** start of Stored records **
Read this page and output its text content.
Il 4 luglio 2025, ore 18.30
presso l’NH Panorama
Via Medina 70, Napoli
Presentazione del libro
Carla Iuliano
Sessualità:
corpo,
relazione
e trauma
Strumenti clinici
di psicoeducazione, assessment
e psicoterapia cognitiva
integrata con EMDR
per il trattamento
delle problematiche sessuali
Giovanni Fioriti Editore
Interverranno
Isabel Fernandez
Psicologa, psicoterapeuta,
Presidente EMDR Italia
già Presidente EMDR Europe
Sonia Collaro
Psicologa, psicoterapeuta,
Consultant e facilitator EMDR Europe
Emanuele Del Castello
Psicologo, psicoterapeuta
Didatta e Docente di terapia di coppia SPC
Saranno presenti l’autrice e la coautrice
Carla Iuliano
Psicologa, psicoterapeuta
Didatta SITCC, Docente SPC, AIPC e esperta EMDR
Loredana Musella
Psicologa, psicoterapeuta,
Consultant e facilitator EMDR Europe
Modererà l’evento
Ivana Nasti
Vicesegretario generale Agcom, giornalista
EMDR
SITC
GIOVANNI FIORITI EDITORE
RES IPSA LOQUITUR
** end of Stored records **
■ What is required ■
Type out the entries again, word for word.

■ Problem solution ■
Read this page and output its text content.
Il 4 luglio 2025, ore 18.30
presso l’NH Panorama
Via Medina 70, Napoli
Presentazione del libro
Carla Iuliano
Sessualità:
corpo,
relazione
e trauma
Strumenti clinici
di psicoeducazione, assessment
e psicoterapia cognitiva
integrata con EMDR
per il trattamento
delle problematiche sessuali
Giovanni Fioriti Editore
Interverranno
Isabel Fernandez
Psicologa, psicoterapeuta,
Presidente EMDR Italia
già Presidente EMDR Europe
Sonia Collaro
Psicologa, psicoterapeuta,
Consultant e facilitator EMDR Europe
Emanuele Del Castello
Psicologo, psicoterapeuta
Didatta e Docente di terapia di coppia SPC
Saranno presenti l’autrice e la coautrice
Carla Iuliano
Psicologa, psicoterapeuta
Didatta SITCC, Docente SPC, AIPC e esperta EMDR
Loredana Musella
Psicologa, psicoterapeuta,
Consultant e facilitator EMDR Europe
Modererà l’evento
Ivana Nasti
Vicesegretario generale Agcom, giornalista
EMDR
SITC
GIOVANNI FIORITI EDITORE
RES IPSA LOQUITUR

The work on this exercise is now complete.